Your instructions —
Give every entry again, word for word and in full.

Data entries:
▬▬▬▬▬▬▬▬▬▬
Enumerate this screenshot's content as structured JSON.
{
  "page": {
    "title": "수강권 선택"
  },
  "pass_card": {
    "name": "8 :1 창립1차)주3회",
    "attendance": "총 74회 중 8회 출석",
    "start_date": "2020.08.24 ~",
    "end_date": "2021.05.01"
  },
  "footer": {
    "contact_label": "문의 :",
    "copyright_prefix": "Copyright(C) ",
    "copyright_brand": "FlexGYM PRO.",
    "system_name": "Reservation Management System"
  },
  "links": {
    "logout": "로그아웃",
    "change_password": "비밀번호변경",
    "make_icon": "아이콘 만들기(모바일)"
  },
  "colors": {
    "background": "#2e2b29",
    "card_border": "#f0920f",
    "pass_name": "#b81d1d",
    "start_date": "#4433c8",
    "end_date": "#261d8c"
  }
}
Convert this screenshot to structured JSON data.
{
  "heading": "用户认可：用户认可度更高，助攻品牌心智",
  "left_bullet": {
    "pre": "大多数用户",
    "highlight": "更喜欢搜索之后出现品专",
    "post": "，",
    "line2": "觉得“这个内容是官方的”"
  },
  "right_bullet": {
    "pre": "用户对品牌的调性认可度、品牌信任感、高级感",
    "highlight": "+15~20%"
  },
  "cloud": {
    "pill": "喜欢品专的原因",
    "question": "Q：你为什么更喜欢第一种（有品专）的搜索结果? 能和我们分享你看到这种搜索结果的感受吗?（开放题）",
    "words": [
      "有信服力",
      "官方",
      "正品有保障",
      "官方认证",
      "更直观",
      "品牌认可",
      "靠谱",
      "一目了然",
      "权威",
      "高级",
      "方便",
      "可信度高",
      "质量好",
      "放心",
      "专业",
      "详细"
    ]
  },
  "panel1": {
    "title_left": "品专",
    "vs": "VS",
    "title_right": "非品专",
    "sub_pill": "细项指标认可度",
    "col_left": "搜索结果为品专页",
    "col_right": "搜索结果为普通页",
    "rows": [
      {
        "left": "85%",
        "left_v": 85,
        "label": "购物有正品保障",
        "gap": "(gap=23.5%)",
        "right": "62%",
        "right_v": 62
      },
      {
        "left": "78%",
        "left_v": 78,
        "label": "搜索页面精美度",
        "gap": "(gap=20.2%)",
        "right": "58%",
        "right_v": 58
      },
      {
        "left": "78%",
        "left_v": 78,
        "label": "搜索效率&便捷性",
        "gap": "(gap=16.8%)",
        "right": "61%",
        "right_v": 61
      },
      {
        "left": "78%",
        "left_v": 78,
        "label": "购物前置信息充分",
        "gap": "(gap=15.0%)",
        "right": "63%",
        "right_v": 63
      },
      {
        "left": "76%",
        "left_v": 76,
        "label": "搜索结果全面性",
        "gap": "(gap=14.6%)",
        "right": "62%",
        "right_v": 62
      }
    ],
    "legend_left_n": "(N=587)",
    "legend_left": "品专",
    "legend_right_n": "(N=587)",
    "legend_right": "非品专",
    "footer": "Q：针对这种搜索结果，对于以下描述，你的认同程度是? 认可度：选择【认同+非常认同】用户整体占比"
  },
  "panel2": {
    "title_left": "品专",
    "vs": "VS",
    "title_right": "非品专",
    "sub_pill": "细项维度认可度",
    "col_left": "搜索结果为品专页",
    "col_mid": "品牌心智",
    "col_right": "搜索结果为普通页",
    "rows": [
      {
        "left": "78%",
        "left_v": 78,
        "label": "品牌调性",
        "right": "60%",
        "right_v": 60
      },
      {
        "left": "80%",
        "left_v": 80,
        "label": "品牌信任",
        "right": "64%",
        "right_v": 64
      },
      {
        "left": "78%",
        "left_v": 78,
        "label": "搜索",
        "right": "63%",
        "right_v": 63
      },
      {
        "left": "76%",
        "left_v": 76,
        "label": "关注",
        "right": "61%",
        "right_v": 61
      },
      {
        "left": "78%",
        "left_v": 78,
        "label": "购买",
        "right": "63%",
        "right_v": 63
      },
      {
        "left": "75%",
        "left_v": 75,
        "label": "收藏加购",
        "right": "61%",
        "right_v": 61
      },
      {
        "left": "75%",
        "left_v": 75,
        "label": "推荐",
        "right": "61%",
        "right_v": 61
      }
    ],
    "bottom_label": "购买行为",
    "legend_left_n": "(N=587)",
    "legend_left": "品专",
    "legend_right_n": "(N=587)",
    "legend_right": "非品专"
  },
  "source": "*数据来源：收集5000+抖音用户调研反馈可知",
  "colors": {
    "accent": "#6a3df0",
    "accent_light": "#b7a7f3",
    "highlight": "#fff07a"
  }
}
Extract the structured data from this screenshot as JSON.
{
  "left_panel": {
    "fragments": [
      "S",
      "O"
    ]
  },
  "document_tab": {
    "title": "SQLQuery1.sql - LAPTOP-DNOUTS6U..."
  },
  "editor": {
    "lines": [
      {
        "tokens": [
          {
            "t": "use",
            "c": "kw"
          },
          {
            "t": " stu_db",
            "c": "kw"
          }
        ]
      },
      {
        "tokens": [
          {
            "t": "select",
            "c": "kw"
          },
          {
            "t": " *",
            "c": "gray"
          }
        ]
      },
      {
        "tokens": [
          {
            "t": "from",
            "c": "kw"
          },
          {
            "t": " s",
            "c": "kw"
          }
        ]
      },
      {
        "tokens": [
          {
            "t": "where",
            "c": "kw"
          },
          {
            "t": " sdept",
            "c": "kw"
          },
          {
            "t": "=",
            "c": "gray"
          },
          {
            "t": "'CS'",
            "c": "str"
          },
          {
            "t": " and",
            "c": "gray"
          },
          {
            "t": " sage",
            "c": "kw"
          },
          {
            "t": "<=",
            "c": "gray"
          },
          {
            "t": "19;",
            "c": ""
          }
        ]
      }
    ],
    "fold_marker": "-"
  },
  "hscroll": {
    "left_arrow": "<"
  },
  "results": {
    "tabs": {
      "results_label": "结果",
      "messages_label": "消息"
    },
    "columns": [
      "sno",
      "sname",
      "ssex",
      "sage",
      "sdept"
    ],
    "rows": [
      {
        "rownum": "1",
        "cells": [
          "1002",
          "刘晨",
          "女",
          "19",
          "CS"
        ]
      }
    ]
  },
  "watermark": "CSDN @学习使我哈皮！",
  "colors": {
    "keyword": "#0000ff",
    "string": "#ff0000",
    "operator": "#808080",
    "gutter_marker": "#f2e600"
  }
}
▬▬▬▬▬▬▬▬▬▬
Full response —
Enumerate this screenshot's content as structured JSON.
{
  "page": {
    "title": "수강권 선택"
  },
  "pass_card": {
    "name": "8 :1 창립1차)주3회",
    "attendance": "총 74회 중 8회 출석",
    "start_date": "2020.08.24 ~",
    "end_date": "2021.05.01"
  },
  "footer": {
    "contact_label": "문의 :",
    "copyright_prefix": "Copyright(C) ",
    "copyright_brand": "FlexGYM PRO.",
    "system_name": "Reservation Management System"
  },
  "links": {
    "logout": "로그아웃",
    "change_password": "비밀번호변경",
    "make_icon": "아이콘 만들기(모바일)"
  },
  "colors": {
    "background": "#2e2b29",
    "card_border": "#f0920f",
    "pass_name": "#b81d1d",
    "start_date": "#4433c8",
    "end_date": "#261d8c"
  }
}
Convert this screenshot to structured JSON data.
{
  "heading": "用户认可：用户认可度更高，助攻品牌心智",
  "left_bullet": {
    "pre": "大多数用户",
    "highlight": "更喜欢搜索之后出现品专",
    "post": "，",
    "line2": "觉得“这个内容是官方的”"
  },
  "right_bullet": {
    "pre": "用户对品牌的调性认可度、品牌信任感、高级感",
    "highlight": "+15~20%"
  },
  "cloud": {
    "pill": "喜欢品专的原因",
    "question": "Q：你为什么更喜欢第一种（有品专）的搜索结果? 能和我们分享你看到这种搜索结果的感受吗?（开放题）",
    "words": [
      "有信服力",
      "官方",
      "正品有保障",
      "官方认证",
      "更直观",
      "品牌认可",
      "靠谱",
      "一目了然",
      "权威",
      "高级",
      "方便",
      "可信度高",
      "质量好",
      "放心",
      "专业",
      "详细"
    ]
  },
  "panel1": {
    "title_left": "品专",
    "vs": "VS",
    "title_right": "非品专",
    "sub_pill": "细项指标认可度",
    "col_left": "搜索结果为品专页",
    "col_right": "搜索结果为普通页",
    "rows": [
      {
        "left": "85%",
        "left_v": 85,
        "label": "购物有正品保障",
        "gap": "(gap=23.5%)",
        "right": "62%",
        "right_v": 62
      },
      {
        "left": "78%",
        "left_v": 78,
        "label": "搜索页面精美度",
        "gap": "(gap=20.2%)",
        "right": "58%",
        "right_v": 58
      },
      {
        "left": "78%",
        "left_v": 78,
        "label": "搜索效率&便捷性",
        "gap": "(gap=16.8%)",
        "right": "61%",
        "right_v": 61
      },
      {
        "left": "78%",
        "left_v": 78,
        "label": "购物前置信息充分",
        "gap": "(gap=15.0%)",
        "right": "63%",
        "right_v": 63
      },
      {
        "left": "76%",
        "left_v": 76,
        "label": "搜索结果全面性",
        "gap": "(gap=14.6%)",
        "right": "62%",
        "right_v": 62
      }
    ],
    "legend_left_n": "(N=587)",
    "legend_left": "品专",
    "legend_right_n": "(N=587)",
    "legend_right": "非品专",
    "footer": "Q：针对这种搜索结果，对于以下描述，你的认同程度是? 认可度：选择【认同+非常认同】用户整体占比"
  },
  "panel2": {
    "title_left": "品专",
    "vs": "VS",
    "title_right": "非品专",
    "sub_pill": "细项维度认可度",
    "col_left": "搜索结果为品专页",
    "col_mid": "品牌心智",
    "col_right": "搜索结果为普通页",
    "rows": [
      {
        "left": "78%",
        "left_v": 78,
        "label": "品牌调性",
        "right": "60%",
        "right_v": 60
      },
      {
        "left": "80%",
        "left_v": 80,
        "label": "品牌信任",
        "right": "64%",
        "right_v": 64
      },
      {
        "left": "78%",
        "left_v": 78,
        "label": "搜索",
        "right": "63%",
        "right_v": 63
      },
      {
        "left": "76%",
        "left_v": 76,
        "label": "关注",
        "right": "61%",
        "right_v": 61
      },
      {
        "left": "78%",
        "left_v": 78,
        "label": "购买",
        "right": "63%",
        "right_v": 63
      },
      {
        "left": "75%",
        "left_v": 75,
        "label": "收藏加购",
        "right": "61%",
        "right_v": 61
      },
      {
        "left": "75%",
        "left_v": 75,
        "label": "推荐",
        "right": "61%",
        "right_v": 61
      }
    ],
    "bottom_label": "购买行为",
    "legend_left_n": "(N=587)",
    "legend_left": "品专",
    "legend_right_n": "(N=587)",
    "legend_right": "非品专"
  },
  "source": "*数据来源：收集5000+抖音用户调研反馈可知",
  "colors": {
    "accent": "#6a3df0",
    "accent_light": "#b7a7f3",
    "highlight": "#fff07a"
  }
}
Extract the structured data from this screenshot as JSON.
{
  "left_panel": {
    "fragments": [
      "S",
      "O"
    ]
  },
  "document_tab": {
    "title": "SQLQuery1.sql - LAPTOP-DNOUTS6U..."
  },
  "editor": {
    "lines": [
      {
        "tokens": [
          {
            "t": "use",
            "c": "kw"
          },
          {
            "t": " stu_db",
            "c": "kw"
          }
        ]
      },
      {
        "tokens": [
          {
            "t": "select",
            "c": "kw"
          },
          {
            "t": " *",
            "c": "gray"
          }
        ]
      },
      {
        "tokens": [
          {
            "t": "from",
            "c": "kw"
          },
          {
            "t": " s",
            "c": "kw"
          }
        ]
      },
      {
        "tokens": [
          {
            "t": "where",
            "c": "kw"
          },
          {
            "t": " sdept",
            "c": "kw"
          },
          {
            "t": "=",
            "c": "gray"
          },
          {
            "t": "'CS'",
            "c": "str"
          },
          {
            "t": " and",
            "c": "gray"
          },
          {
            "t": " sage",
            "c": "kw"
          },
          {
            "t": "<=",
            "c": "gray"
          },
          {
            "t": "19;",
            "c": ""
          }
        ]
      }
    ],
    "fold_marker": "-"
  },
  "hscroll": {
    "left_arrow": "<"
  },
  "results": {
    "tabs": {
      "results_label": "结果",
      "messages_label": "消息"
    },
    "columns": [
      "sno",
      "sname",
      "ssex",
      "sage",
      "sdept"
    ],
    "rows": [
      {
        "rownum": "1",
        "cells": [
          "1002",
          "刘晨",
          "女",
          "19",
          "CS"
        ]
      }
    ]
  },
  "watermark": "CSDN @学习使我哈皮！",
  "colors": {
    "keyword": "#0000ff",
    "string": "#ff0000",
    "operator": "#808080",
    "gutter_marker": "#f2e600"
  }
}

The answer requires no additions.